• _OBJECTIVE_
In the ethoxy-group problem below, what mass of silver iodide does the 36.92-mg sample yield?

---- SUPPLIED TEXT

The number of ethoxy groups \(\left(\mathrm{CH}_{3} \mathrm{CH}_{2} \mathrm{O}-\right)\) in an organic compound is determined by the following two reactions. $$ \begin{array}{c} \mathrm{R}\left(O \mathrm{CH}_{2} \mathrm{CH}_{3}\right)_{x}+x \mathrm{HI} \longrightarrow \mathrm{R}(\mathrm{OH})_{x}+x \mathrm{CH}_{3} \mathrm{CH}_{2} \mathrm{I} \\ \mathrm{CH}_{3} \mathrm{CH}_{2} \mathrm{I}+\mathrm{Ag}^{+}+\mathrm{H}_{2} \mathrm{O} \longrightarrow \mathrm{AgI}(s)+\mathrm{CH}_{3} \mathrm{CH}_{2} \mathrm{OH} \end{array} $$ A 36.92 -mg sample of an organic compound with an approximate molecular weight of 176 is treated in this fashion, yielding \(0.1478 \mathrm{~g}\) of \(\mathrm{AgI}\). How many ethoxy groups are there in each molecule of the compound?

Short Answer

Expert verified
There are approximately 3 ethoxy groups per molecule of the compound.

Step by step solution

01

Understanding the Problem

We are trying to determine the number of ethoxy groups in a compound using two chemical reactions. These reactions indicate that for each ethoxy group, one mole of silver iodide (AgI) is formed.

--------
---- INFORMATION SUPPLIED

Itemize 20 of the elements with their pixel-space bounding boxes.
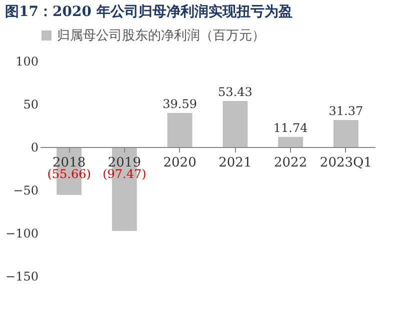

--------

• _FULL RESPONSE_
0.1478 g of AgI